_Written exercise:_ Search the data below for the string "Fecha". Extract every line that contains it.

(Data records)
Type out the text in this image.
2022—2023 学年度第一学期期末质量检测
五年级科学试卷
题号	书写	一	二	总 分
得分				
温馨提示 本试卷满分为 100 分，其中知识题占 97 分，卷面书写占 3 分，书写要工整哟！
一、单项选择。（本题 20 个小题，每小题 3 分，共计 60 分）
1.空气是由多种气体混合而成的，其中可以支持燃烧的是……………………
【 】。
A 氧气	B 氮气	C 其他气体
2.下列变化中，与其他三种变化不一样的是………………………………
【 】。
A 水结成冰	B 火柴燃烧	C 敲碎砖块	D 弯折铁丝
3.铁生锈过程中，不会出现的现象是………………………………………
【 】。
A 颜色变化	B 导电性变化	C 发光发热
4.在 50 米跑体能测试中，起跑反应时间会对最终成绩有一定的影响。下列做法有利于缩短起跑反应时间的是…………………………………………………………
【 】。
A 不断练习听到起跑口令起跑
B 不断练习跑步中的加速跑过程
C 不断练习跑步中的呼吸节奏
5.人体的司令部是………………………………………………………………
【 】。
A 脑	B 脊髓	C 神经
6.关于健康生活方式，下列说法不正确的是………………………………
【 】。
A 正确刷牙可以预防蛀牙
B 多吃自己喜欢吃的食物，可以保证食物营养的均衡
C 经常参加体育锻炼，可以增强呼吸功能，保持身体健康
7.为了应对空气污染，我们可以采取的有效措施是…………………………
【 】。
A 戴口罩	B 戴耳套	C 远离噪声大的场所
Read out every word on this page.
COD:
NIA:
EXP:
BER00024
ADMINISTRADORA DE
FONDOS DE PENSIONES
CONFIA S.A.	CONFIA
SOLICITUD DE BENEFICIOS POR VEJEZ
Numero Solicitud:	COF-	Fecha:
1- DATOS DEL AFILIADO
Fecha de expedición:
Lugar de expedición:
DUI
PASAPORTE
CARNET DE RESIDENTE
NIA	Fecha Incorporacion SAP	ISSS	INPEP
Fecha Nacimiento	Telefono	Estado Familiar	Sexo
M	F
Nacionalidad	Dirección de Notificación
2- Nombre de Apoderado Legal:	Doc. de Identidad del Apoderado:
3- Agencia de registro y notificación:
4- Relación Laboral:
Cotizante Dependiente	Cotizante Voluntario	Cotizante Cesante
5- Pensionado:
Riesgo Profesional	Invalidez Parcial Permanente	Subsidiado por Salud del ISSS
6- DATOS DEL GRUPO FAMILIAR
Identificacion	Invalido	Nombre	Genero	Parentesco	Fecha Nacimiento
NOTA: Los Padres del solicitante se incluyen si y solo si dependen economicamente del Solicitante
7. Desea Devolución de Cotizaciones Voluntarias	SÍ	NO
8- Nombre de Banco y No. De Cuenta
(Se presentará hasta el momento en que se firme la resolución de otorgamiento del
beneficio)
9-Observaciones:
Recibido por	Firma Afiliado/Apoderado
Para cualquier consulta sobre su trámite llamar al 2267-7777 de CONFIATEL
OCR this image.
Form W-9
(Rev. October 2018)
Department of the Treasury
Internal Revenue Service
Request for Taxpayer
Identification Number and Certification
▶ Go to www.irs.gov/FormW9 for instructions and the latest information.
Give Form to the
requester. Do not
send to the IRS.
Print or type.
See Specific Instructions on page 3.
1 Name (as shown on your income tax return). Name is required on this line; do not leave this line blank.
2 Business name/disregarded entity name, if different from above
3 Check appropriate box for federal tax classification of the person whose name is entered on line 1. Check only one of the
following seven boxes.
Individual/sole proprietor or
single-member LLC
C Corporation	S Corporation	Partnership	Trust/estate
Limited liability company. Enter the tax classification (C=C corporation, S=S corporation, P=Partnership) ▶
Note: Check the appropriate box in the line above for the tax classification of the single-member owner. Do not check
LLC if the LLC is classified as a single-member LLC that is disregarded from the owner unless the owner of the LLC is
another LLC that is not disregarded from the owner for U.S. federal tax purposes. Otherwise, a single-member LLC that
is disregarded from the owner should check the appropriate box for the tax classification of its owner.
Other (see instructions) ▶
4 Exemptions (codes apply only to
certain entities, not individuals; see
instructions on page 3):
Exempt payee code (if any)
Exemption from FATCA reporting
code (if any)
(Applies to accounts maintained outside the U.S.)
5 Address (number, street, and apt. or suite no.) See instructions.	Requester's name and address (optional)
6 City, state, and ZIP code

_Written answer:_
Numero Solicitud:	COF-	Fecha:
Fecha de expedición:
NIA	Fecha Incorporacion SAP	ISSS	INPEP
Fecha Nacimiento	Telefono	Estado Familiar	Sexo
Identificacion	Invalido	Nombre	Genero	Parentesco	Fecha Nacimiento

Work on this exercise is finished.